WHAT NEEDS TO BE DONE
Every line of the material that follows must be printed again exactly.

DATASET
####

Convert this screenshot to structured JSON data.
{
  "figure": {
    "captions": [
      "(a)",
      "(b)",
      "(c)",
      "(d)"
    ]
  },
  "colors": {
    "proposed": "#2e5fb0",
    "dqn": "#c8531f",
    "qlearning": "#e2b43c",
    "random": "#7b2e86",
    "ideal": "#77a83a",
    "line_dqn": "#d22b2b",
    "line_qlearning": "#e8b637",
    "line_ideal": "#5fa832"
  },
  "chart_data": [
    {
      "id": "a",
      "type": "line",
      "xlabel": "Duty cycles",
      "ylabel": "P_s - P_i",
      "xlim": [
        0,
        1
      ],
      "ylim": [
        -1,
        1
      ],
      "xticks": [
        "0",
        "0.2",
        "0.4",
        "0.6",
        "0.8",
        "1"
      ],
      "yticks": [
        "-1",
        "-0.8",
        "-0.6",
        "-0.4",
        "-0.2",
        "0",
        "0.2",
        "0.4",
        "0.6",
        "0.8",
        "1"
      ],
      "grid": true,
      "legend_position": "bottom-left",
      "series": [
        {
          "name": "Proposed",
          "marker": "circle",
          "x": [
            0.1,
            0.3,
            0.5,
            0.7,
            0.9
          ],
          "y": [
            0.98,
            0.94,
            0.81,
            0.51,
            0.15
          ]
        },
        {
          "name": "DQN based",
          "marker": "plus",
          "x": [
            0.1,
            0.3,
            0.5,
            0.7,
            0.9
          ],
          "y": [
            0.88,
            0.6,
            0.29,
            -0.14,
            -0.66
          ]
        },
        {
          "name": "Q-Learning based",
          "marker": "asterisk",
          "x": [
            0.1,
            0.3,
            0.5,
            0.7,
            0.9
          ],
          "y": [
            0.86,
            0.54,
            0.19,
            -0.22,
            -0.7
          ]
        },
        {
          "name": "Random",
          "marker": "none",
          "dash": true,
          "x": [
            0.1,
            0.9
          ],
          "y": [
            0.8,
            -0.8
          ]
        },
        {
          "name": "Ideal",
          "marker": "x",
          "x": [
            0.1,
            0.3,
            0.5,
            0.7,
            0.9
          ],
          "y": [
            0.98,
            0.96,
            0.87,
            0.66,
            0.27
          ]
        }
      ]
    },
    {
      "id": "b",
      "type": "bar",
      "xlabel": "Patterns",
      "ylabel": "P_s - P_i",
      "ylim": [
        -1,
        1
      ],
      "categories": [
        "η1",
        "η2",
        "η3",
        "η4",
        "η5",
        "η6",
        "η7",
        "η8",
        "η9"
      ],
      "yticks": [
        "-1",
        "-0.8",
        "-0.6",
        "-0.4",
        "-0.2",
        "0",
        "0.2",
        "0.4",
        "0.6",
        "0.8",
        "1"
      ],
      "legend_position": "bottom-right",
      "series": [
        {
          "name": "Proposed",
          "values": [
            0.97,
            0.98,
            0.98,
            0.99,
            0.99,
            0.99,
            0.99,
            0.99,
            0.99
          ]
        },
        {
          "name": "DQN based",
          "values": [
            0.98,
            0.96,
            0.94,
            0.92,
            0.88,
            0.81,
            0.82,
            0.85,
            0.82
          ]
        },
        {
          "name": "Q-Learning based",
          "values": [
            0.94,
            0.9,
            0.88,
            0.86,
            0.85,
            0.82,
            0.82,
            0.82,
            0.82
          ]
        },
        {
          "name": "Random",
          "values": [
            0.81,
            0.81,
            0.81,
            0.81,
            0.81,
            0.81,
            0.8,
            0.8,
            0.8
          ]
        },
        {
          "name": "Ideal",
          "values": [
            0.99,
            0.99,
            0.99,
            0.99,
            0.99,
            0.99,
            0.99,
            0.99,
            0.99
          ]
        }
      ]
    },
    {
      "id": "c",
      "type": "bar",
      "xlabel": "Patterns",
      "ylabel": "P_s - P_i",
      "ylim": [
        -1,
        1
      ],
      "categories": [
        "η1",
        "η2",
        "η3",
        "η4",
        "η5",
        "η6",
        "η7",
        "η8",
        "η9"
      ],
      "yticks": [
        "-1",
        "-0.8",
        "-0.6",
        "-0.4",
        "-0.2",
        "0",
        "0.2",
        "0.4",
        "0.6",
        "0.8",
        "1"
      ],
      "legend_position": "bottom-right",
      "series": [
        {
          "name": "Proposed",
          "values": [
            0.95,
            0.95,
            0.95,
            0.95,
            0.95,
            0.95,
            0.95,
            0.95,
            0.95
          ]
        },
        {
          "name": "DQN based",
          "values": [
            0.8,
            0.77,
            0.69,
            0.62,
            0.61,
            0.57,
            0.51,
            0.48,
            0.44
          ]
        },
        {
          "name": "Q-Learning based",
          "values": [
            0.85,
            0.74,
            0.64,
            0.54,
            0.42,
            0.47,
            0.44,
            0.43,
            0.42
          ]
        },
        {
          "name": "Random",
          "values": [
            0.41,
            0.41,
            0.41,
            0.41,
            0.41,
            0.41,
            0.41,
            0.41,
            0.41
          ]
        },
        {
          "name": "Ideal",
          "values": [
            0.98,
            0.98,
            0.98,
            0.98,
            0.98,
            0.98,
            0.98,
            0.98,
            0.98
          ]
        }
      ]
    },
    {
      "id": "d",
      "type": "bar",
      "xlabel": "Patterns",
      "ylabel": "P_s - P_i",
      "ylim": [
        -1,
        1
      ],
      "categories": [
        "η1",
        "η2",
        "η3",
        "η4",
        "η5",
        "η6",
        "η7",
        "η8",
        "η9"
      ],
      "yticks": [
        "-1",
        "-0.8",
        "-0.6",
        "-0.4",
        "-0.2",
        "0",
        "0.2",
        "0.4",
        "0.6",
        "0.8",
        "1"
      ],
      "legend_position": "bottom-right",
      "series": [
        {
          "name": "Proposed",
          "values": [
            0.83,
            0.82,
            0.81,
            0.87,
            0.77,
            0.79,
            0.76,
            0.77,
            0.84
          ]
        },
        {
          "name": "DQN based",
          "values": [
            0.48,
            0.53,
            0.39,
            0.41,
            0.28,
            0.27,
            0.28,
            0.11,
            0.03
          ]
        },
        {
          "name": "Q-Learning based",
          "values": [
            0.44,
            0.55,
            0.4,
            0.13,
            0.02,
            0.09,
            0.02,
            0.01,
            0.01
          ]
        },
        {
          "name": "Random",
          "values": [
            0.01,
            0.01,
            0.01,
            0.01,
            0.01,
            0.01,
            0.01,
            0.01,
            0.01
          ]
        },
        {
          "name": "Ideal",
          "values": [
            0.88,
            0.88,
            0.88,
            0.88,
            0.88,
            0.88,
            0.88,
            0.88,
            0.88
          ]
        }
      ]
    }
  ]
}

####

WRITTEN SOLUTION
Convert this screenshot to structured JSON data.
{
  "figure": {
    "captions": [
      "(a)",
      "(b)",
      "(c)",
      "(d)"
    ]
  },
  "colors": {
    "proposed": "#2e5fb0",
    "dqn": "#c8531f",
    "qlearning": "#e2b43c",
    "random": "#7b2e86",
    "ideal": "#77a83a",
    "line_dqn": "#d22b2b",
    "line_qlearning": "#e8b637",
    "line_ideal": "#5fa832"
  },
  "chart_data": [
    {
      "id": "a",
      "type": "line",
      "xlabel": "Duty cycles",
      "ylabel": "P_s - P_i",
      "xlim": [
        0,
        1
      ],
      "ylim": [
        -1,
        1
      ],
      "xticks": [
        "0",
        "0.2",
        "0.4",
        "0.6",
        "0.8",
        "1"
      ],
      "yticks": [
        "-1",
        "-0.8",
        "-0.6",
        "-0.4",
        "-0.2",
        "0",
        "0.2",
        "0.4",
        "0.6",
        "0.8",
        "1"
      ],
      "grid": true,
      "legend_position": "bottom-left",
      "series": [
        {
          "name": "Proposed",
          "marker": "circle",
          "x": [
            0.1,
            0.3,
            0.5,
            0.7,
            0.9
          ],
          "y": [
            0.98,
            0.94,
            0.81,
            0.51,
            0.15
          ]
        },
        {
          "name": "DQN based",
          "marker": "plus",
          "x": [
            0.1,
            0.3,
            0.5,
            0.7,
            0.9
          ],
          "y": [
            0.88,
            0.6,
            0.29,
            -0.14,
            -0.66
          ]
        },
        {
          "name": "Q-Learning based",
          "marker": "asterisk",
          "x": [
            0.1,
            0.3,
            0.5,
            0.7,
            0.9
          ],
          "y": [
            0.86,
            0.54,
            0.19,
            -0.22,
            -0.7
          ]
        },
        {
          "name": "Random",
          "marker": "none",
          "dash": true,
          "x": [
            0.1,
            0.9
          ],
          "y": [
            0.8,
            -0.8
          ]
        },
        {
          "name": "Ideal",
          "marker": "x",
          "x": [
            0.1,
            0.3,
            0.5,
            0.7,
            0.9
          ],
          "y": [
            0.98,
            0.96,
            0.87,
            0.66,
            0.27
          ]
        }
      ]
    },
    {
      "id": "b",
      "type": "bar",
      "xlabel": "Patterns",
      "ylabel": "P_s - P_i",
      "ylim": [
        -1,
        1
      ],
      "categories": [
        "η1",
        "η2",
        "η3",
        "η4",
        "η5",
        "η6",
        "η7",
        "η8",
        "η9"
      ],
      "yticks": [
        "-1",
        "-0.8",
        "-0.6",
        "-0.4",
        "-0.2",
        "0",
        "0.2",
        "0.4",
        "0.6",
        "0.8",
        "1"
      ],
      "legend_position": "bottom-right",
      "series": [
        {
          "name": "Proposed",
          "values": [
            0.97,
            0.98,
            0.98,
            0.99,
            0.99,
            0.99,
            0.99,
            0.99,
            0.99
          ]
        },
        {
          "name": "DQN based",
          "values": [
            0.98,
            0.96,
            0.94,
            0.92,
            0.88,
            0.81,
            0.82,
            0.85,
            0.82
          ]
        },
        {
          "name": "Q-Learning based",
          "values": [
            0.94,
            0.9,
            0.88,
            0.86,
            0.85,
            0.82,
            0.82,
            0.82,
            0.82
          ]
        },
        {
          "name": "Random",
          "values": [
            0.81,
            0.81,
            0.81,
            0.81,
            0.81,
            0.81,
            0.8,
            0.8,
            0.8
          ]
        },
        {
          "name": "Ideal",
          "values": [
            0.99,
            0.99,
            0.99,
            0.99,
            0.99,
            0.99,
            0.99,
            0.99,
            0.99
          ]
        }
      ]
    },
    {
      "id": "c",
      "type": "bar",
      "xlabel": "Patterns",
      "ylabel": "P_s - P_i",
      "ylim": [
        -1,
        1
      ],
      "categories": [
        "η1",
        "η2",
        "η3",
        "η4",
        "η5",
        "η6",
        "η7",
        "η8",
        "η9"
      ],
      "yticks": [
        "-1",
        "-0.8",
        "-0.6",
        "-0.4",
        "-0.2",
        "0",
        "0.2",
        "0.4",
        "0.6",
        "0.8",
        "1"
      ],
      "legend_position": "bottom-right",
      "series": [
        {
          "name": "Proposed",
          "values": [
            0.95,
            0.95,
            0.95,
            0.95,
            0.95,
            0.95,
            0.95,
            0.95,
            0.95
          ]
        },
        {
          "name": "DQN based",
          "values": [
            0.8,
            0.77,
            0.69,
            0.62,
            0.61,
            0.57,
            0.51,
            0.48,
            0.44
          ]
        },
        {
          "name": "Q-Learning based",
          "values": [
            0.85,
            0.74,
            0.64,
            0.54,
            0.42,
            0.47,
            0.44,
            0.43,
            0.42
          ]
        },
        {
          "name": "Random",
          "values": [
            0.41,
            0.41,
            0.41,
            0.41,
            0.41,
            0.41,
            0.41,
            0.41,
            0.41
          ]
        },
        {
          "name": "Ideal",
          "values": [
            0.98,
            0.98,
            0.98,
            0.98,
            0.98,
            0.98,
            0.98,
            0.98,
            0.98
          ]
        }
      ]
    },
    {
      "id": "d",
      "type": "bar",
      "xlabel": "Patterns",
      "ylabel": "P_s - P_i",
      "ylim": [
        -1,
        1
      ],
      "categories": [
        "η1",
        "η2",
        "η3",
        "η4",
        "η5",
        "η6",
        "η7",
        "η8",
        "η9"
      ],
      "yticks": [
        "-1",
        "-0.8",
        "-0.6",
        "-0.4",
        "-0.2",
        "0",
        "0.2",
        "0.4",
        "0.6",
        "0.8",
        "1"
      ],
      "legend_position": "bottom-right",
      "series": [
        {
          "name": "Proposed",
          "values": [
            0.83,
            0.82,
            0.81,
            0.87,
            0.77,
            0.79,
            0.76,
            0.77,
            0.84
          ]
        },
        {
          "name": "DQN based",
          "values": [
            0.48,
            0.53,
            0.39,
            0.41,
            0.28,
            0.27,
            0.28,
            0.11,
            0.03
          ]
        },
        {
          "name": "Q-Learning based",
          "values": [
            0.44,
            0.55,
            0.4,
            0.13,
            0.02,
            0.09,
            0.02,
            0.01,
            0.01
          ]
        },
        {
          "name": "Random",
          "values": [
            0.01,
            0.01,
            0.01,
            0.01,
            0.01,
            0.01,
            0.01,
            0.01,
            0.01
          ]
        },
        {
          "name": "Ideal",
          "values": [
            0.88,
            0.88,
            0.88,
            0.88,
            0.88,
            0.88,
            0.88,
            0.88,
            0.88
          ]
        }
      ]
    }
  ]
}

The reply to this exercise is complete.